• **INPUT FOR THIS TASK**
□ □ □ □
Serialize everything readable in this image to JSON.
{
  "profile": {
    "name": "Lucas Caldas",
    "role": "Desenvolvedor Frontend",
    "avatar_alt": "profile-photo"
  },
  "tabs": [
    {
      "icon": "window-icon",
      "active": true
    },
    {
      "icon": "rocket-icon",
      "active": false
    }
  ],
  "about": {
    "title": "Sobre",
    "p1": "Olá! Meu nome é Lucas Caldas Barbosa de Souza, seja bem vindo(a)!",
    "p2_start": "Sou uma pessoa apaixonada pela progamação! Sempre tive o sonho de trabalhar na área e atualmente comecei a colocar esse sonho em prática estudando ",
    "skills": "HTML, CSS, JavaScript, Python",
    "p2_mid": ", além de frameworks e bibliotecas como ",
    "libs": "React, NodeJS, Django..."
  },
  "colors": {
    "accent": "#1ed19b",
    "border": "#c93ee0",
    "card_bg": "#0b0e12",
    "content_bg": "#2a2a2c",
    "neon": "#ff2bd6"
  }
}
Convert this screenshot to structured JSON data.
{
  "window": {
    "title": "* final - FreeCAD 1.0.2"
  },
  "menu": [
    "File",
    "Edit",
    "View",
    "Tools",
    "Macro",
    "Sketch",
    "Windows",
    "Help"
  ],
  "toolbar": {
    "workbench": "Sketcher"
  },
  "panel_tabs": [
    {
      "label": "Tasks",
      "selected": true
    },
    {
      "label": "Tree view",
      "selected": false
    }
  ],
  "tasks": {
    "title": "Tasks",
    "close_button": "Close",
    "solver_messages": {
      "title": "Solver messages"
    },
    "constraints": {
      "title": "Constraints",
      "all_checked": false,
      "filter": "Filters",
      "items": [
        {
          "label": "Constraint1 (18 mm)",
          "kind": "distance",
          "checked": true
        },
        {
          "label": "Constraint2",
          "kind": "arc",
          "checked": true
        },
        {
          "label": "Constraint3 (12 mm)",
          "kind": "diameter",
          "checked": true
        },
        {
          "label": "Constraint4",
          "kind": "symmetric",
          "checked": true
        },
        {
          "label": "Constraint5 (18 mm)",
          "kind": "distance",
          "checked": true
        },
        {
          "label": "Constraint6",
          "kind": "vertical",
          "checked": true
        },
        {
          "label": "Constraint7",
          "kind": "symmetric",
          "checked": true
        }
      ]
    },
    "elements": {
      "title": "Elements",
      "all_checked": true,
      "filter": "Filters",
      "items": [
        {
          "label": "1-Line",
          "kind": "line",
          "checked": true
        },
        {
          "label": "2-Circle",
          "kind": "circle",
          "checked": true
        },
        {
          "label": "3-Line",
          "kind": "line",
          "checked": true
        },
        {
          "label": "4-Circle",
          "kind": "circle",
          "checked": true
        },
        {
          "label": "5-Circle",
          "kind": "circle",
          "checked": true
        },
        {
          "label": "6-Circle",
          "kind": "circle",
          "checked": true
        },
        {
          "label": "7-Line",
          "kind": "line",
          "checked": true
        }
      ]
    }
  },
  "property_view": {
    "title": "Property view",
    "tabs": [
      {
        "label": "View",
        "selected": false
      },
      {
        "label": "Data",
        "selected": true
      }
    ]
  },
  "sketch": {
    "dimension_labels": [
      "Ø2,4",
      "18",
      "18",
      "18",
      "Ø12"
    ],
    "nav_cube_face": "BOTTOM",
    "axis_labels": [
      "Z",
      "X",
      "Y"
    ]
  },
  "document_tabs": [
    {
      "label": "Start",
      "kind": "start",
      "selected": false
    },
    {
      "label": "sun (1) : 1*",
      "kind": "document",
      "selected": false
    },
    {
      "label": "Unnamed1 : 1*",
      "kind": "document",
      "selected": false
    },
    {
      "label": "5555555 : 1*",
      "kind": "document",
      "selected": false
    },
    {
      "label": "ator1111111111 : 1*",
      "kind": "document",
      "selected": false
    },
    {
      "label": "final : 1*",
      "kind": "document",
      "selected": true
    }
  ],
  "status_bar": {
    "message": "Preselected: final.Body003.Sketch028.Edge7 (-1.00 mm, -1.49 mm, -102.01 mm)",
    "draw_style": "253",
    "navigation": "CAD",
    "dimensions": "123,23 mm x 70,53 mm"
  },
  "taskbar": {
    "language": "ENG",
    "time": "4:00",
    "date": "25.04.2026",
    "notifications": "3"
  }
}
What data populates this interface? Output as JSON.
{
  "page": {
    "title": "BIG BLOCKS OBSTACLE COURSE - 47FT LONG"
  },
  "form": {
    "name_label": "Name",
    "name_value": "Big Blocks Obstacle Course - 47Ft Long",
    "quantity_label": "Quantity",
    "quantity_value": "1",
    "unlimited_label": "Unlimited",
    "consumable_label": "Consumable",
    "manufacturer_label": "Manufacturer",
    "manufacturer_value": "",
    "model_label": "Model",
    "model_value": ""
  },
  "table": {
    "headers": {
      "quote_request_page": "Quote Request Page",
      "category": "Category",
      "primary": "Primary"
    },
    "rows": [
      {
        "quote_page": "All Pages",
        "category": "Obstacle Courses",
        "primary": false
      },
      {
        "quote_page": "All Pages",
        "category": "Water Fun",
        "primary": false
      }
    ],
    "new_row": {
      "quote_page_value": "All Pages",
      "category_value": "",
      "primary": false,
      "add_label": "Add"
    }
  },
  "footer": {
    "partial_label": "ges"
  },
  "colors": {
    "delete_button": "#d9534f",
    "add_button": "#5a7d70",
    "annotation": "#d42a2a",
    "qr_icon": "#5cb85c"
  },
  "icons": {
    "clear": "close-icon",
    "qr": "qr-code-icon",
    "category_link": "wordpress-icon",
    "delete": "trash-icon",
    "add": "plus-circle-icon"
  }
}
□ □ □ □
• **PROBLEM STATEMENT**
The records above must be repeated exactly, every one of them.

• **FINAL RESULT**
Serialize everything readable in this image to JSON.
{
  "profile": {
    "name": "Lucas Caldas",
    "role": "Desenvolvedor Frontend",
    "avatar_alt": "profile-photo"
  },
  "tabs": [
    {
      "icon": "window-icon",
      "active": true
    },
    {
      "icon": "rocket-icon",
      "active": false
    }
  ],
  "about": {
    "title": "Sobre",
    "p1": "Olá! Meu nome é Lucas Caldas Barbosa de Souza, seja bem vindo(a)!",
    "p2_start": "Sou uma pessoa apaixonada pela progamação! Sempre tive o sonho de trabalhar na área e atualmente comecei a colocar esse sonho em prática estudando ",
    "skills": "HTML, CSS, JavaScript, Python",
    "p2_mid": ", além de frameworks e bibliotecas como ",
    "libs": "React, NodeJS, Django..."
  },
  "colors": {
    "accent": "#1ed19b",
    "border": "#c93ee0",
    "card_bg": "#0b0e12",
    "content_bg": "#2a2a2c",
    "neon": "#ff2bd6"
  }
}
Convert this screenshot to structured JSON data.
{
  "window": {
    "title": "* final - FreeCAD 1.0.2"
  },
  "menu": [
    "File",
    "Edit",
    "View",
    "Tools",
    "Macro",
    "Sketch",
    "Windows",
    "Help"
  ],
  "toolbar": {
    "workbench": "Sketcher"
  },
  "panel_tabs": [
    {
      "label": "Tasks",
      "selected": true
    },
    {
      "label": "Tree view",
      "selected": false
    }
  ],
  "tasks": {
    "title": "Tasks",
    "close_button": "Close",
    "solver_messages": {
      "title": "Solver messages"
    },
    "constraints": {
      "title": "Constraints",
      "all_checked": false,
      "filter": "Filters",
      "items": [
        {
          "label": "Constraint1 (18 mm)",
          "kind": "distance",
          "checked": true
        },
        {
          "label": "Constraint2",
          "kind": "arc",
          "checked": true
        },
        {
          "label": "Constraint3 (12 mm)",
          "kind": "diameter",
          "checked": true
        },
        {
          "label": "Constraint4",
          "kind": "symmetric",
          "checked": true
        },
        {
          "label": "Constraint5 (18 mm)",
          "kind": "distance",
          "checked": true
        },
        {
          "label": "Constraint6",
          "kind": "vertical",
          "checked": true
        },
        {
          "label": "Constraint7",
          "kind": "symmetric",
          "checked": true
        }
      ]
    },
    "elements": {
      "title": "Elements",
      "all_checked": true,
      "filter": "Filters",
      "items": [
        {
          "label": "1-Line",
          "kind": "line",
          "checked": true
        },
        {
          "label": "2-Circle",
          "kind": "circle",
          "checked": true
        },
        {
          "label": "3-Line",
          "kind": "line",
          "checked": true
        },
        {
          "label": "4-Circle",
          "kind": "circle",
          "checked": true
        },
        {
          "label": "5-Circle",
          "kind": "circle",
          "checked": true
        },
        {
          "label": "6-Circle",
          "kind": "circle",
          "checked": true
        },
        {
          "label": "7-Line",
          "kind": "line",
          "checked": true
        }
      ]
    }
  },
  "property_view": {
    "title": "Property view",
    "tabs": [
      {
        "label": "View",
        "selected": false
      },
      {
        "label": "Data",
        "selected": true
      }
    ]
  },
  "sketch": {
    "dimension_labels": [
      "Ø2,4",
      "18",
      "18",
      "18",
      "Ø12"
    ],
    "nav_cube_face": "BOTTOM",
    "axis_labels": [
      "Z",
      "X",
      "Y"
    ]
  },
  "document_tabs": [
    {
      "label": "Start",
      "kind": "start",
      "selected": false
    },
    {
      "label": "sun (1) : 1*",
      "kind": "document",
      "selected": false
    },
    {
      "label": "Unnamed1 : 1*",
      "kind": "document",
      "selected": false
    },
    {
      "label": "5555555 : 1*",
      "kind": "document",
      "selected": false
    },
    {
      "label": "ator1111111111 : 1*",
      "kind": "document",
      "selected": false
    },
    {
      "label": "final : 1*",
      "kind": "document",
      "selected": true
    }
  ],
  "status_bar": {
    "message": "Preselected: final.Body003.Sketch028.Edge7 (-1.00 mm, -1.49 mm, -102.01 mm)",
    "draw_style": "253",
    "navigation": "CAD",
    "dimensions": "123,23 mm x 70,53 mm"
  },
  "taskbar": {
    "language": "ENG",
    "time": "4:00",
    "date": "25.04.2026",
    "notifications": "3"
  }
}
What data populates this interface? Output as JSON.
{
  "page": {
    "title": "BIG BLOCKS OBSTACLE COURSE - 47FT LONG"
  },
  "form": {
    "name_label": "Name",
    "name_value": "Big Blocks Obstacle Course - 47Ft Long",
    "quantity_label": "Quantity",
    "quantity_value": "1",
    "unlimited_label": "Unlimited",
    "consumable_label": "Consumable",
    "manufacturer_label": "Manufacturer",
    "manufacturer_value": "",
    "model_label": "Model",
    "model_value": ""
  },
  "table": {
    "headers": {
      "quote_request_page": "Quote Request Page",
      "category": "Category",
      "primary": "Primary"
    },
    "rows": [
      {
        "quote_page": "All Pages",
        "category": "Obstacle Courses",
        "primary": false
      },
      {
        "quote_page": "All Pages",
        "category": "Water Fun",
        "primary": false
      }
    ],
    "new_row": {
      "quote_page_value": "All Pages",
      "category_value": "",
      "primary": false,
      "add_label": "Add"
    }
  },
  "footer": {
    "partial_label": "ges"
  },
  "colors": {
    "delete_button": "#d9534f",
    "add_button": "#5a7d70",
    "annotation": "#d42a2a",
    "qr_icon": "#5cb85c"
  },
  "icons": {
    "clear": "close-icon",
    "qr": "qr-code-icon",
    "category_link": "wordpress-icon",
    "delete": "trash-icon",
    "add": "plus-circle-icon"
  }
}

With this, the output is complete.